** start Data provided **

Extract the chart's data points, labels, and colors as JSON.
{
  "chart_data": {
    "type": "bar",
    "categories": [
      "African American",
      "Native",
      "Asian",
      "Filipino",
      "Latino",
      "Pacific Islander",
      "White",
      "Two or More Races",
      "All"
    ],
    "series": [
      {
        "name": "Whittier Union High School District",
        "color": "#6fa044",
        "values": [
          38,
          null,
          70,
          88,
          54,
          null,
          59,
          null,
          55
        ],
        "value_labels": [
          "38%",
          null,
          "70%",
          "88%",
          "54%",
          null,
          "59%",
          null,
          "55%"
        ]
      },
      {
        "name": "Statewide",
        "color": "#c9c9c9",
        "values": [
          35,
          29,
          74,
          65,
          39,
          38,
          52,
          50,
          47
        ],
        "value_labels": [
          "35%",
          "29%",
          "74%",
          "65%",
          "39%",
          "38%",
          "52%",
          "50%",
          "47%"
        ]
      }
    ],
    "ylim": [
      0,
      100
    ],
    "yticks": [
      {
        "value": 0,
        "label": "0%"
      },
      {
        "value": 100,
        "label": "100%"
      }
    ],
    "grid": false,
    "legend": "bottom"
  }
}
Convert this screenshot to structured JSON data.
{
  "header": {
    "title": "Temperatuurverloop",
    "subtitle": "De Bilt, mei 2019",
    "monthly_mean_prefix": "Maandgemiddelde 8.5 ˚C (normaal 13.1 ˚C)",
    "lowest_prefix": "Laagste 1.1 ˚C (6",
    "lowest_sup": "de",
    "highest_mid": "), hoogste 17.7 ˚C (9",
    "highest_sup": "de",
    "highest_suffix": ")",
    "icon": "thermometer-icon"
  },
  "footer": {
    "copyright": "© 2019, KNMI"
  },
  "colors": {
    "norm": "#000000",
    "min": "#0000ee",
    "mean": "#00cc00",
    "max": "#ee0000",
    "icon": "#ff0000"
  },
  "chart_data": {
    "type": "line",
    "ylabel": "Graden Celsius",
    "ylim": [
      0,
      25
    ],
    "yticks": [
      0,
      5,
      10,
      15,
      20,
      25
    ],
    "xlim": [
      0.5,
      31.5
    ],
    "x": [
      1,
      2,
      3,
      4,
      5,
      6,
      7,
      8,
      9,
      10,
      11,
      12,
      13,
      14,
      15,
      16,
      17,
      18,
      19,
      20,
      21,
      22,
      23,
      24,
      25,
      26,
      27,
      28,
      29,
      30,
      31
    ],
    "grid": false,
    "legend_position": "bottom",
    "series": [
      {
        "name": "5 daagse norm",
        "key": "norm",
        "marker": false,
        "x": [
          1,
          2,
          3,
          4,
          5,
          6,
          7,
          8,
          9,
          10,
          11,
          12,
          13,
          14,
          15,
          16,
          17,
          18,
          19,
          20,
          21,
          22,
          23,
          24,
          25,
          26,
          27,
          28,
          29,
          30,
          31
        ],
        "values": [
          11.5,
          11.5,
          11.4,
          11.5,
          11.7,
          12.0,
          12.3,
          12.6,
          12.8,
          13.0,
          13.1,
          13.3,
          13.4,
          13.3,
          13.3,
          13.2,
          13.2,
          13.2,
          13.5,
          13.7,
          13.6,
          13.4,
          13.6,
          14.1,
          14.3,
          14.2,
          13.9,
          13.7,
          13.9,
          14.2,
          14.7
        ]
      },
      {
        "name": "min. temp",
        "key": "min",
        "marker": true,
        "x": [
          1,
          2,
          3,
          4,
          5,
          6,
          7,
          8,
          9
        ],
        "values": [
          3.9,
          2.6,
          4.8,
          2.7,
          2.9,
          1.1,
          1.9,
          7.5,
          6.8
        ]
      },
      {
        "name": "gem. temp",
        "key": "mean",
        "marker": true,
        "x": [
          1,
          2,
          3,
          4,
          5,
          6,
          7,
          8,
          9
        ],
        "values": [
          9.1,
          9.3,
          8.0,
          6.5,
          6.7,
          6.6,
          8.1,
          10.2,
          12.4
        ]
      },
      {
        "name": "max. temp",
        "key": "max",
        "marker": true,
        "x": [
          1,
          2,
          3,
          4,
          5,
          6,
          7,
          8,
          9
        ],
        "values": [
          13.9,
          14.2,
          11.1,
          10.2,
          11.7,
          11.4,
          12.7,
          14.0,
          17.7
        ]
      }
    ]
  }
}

** end Data provided **

■ Task description:
Quote the listing in full, please, keeping every line exact.

■ Full solution:
Extract the chart's data points, labels, and colors as JSON.
{
  "chart_data": {
    "type": "bar",
    "categories": [
      "African American",
      "Native",
      "Asian",
      "Filipino",
      "Latino",
      "Pacific Islander",
      "White",
      "Two or More Races",
      "All"
    ],
    "series": [
      {
        "name": "Whittier Union High School District",
        "color": "#6fa044",
        "values": [
          38,
          null,
          70,
          88,
          54,
          null,
          59,
          null,
          55
        ],
        "value_labels": [
          "38%",
          null,
          "70%",
          "88%",
          "54%",
          null,
          "59%",
          null,
          "55%"
        ]
      },
      {
        "name": "Statewide",
        "color": "#c9c9c9",
        "values": [
          35,
          29,
          74,
          65,
          39,
          38,
          52,
          50,
          47
        ],
        "value_labels": [
          "35%",
          "29%",
          "74%",
          "65%",
          "39%",
          "38%",
          "52%",
          "50%",
          "47%"
        ]
      }
    ],
    "ylim": [
      0,
      100
    ],
    "yticks": [
      {
        "value": 0,
        "label": "0%"
      },
      {
        "value": 100,
        "label": "100%"
      }
    ],
    "grid": false,
    "legend": "bottom"
  }
}
Convert this screenshot to structured JSON data.
{
  "header": {
    "title": "Temperatuurverloop",
    "subtitle": "De Bilt, mei 2019",
    "monthly_mean_prefix": "Maandgemiddelde 8.5 ˚C (normaal 13.1 ˚C)",
    "lowest_prefix": "Laagste 1.1 ˚C (6",
    "lowest_sup": "de",
    "highest_mid": "), hoogste 17.7 ˚C (9",
    "highest_sup": "de",
    "highest_suffix": ")",
    "icon": "thermometer-icon"
  },
  "footer": {
    "copyright": "© 2019, KNMI"
  },
  "colors": {
    "norm": "#000000",
    "min": "#0000ee",
    "mean": "#00cc00",
    "max": "#ee0000",
    "icon": "#ff0000"
  },
  "chart_data": {
    "type": "line",
    "ylabel": "Graden Celsius",
    "ylim": [
      0,
      25
    ],
    "yticks": [
      0,
      5,
      10,
      15,
      20,
      25
    ],
    "xlim": [
      0.5,
      31.5
    ],
    "x": [
      1,
      2,
      3,
      4,
      5,
      6,
      7,
      8,
      9,
      10,
      11,
      12,
      13,
      14,
      15,
      16,
      17,
      18,
      19,
      20,
      21,
      22,
      23,
      24,
      25,
      26,
      27,
      28,
      29,
      30,
      31
    ],
    "grid": false,
    "legend_position": "bottom",
    "series": [
      {
        "name": "5 daagse norm",
        "key": "norm",
        "marker": false,
        "x": [
          1,
          2,
          3,
          4,
          5,
          6,
          7,
          8,
          9,
          10,
          11,
          12,
          13,
          14,
          15,
          16,
          17,
          18,
          19,
          20,
          21,
          22,
          23,
          24,
          25,
          26,
          27,
          28,
          29,
          30,
          31
        ],
        "values": [
          11.5,
          11.5,
          11.4,
          11.5,
          11.7,
          12.0,
          12.3,
          12.6,
          12.8,
          13.0,
          13.1,
          13.3,
          13.4,
          13.3,
          13.3,
          13.2,
          13.2,
          13.2,
          13.5,
          13.7,
          13.6,
          13.4,
          13.6,
          14.1,
          14.3,
          14.2,
          13.9,
          13.7,
          13.9,
          14.2,
          14.7
        ]
      },
      {
        "name": "min. temp",
        "key": "min",
        "marker": true,
        "x": [
          1,
          2,
          3,
          4,
          5,
          6,
          7,
          8,
          9
        ],
        "values": [
          3.9,
          2.6,
          4.8,
          2.7,
          2.9,
          1.1,
          1.9,
          7.5,
          6.8
        ]
      },
      {
        "name": "gem. temp",
        "key": "mean",
        "marker": true,
        "x": [
          1,
          2,
          3,
          4,
          5,
          6,
          7,
          8,
          9
        ],
        "values": [
          9.1,
          9.3,
          8.0,
          6.5,
          6.7,
          6.6,
          8.1,
          10.2,
          12.4
        ]
      },
      {
        "name": "max. temp",
        "key": "max",
        "marker": true,
        "x": [
          1,
          2,
          3,
          4,
          5,
          6,
          7,
          8,
          9
        ],
        "values": [
          13.9,
          14.2,
          11.1,
          10.2,
          11.7,
          11.4,
          12.7,
          14.0,
          17.7
        ]
      }
    ]
  }
}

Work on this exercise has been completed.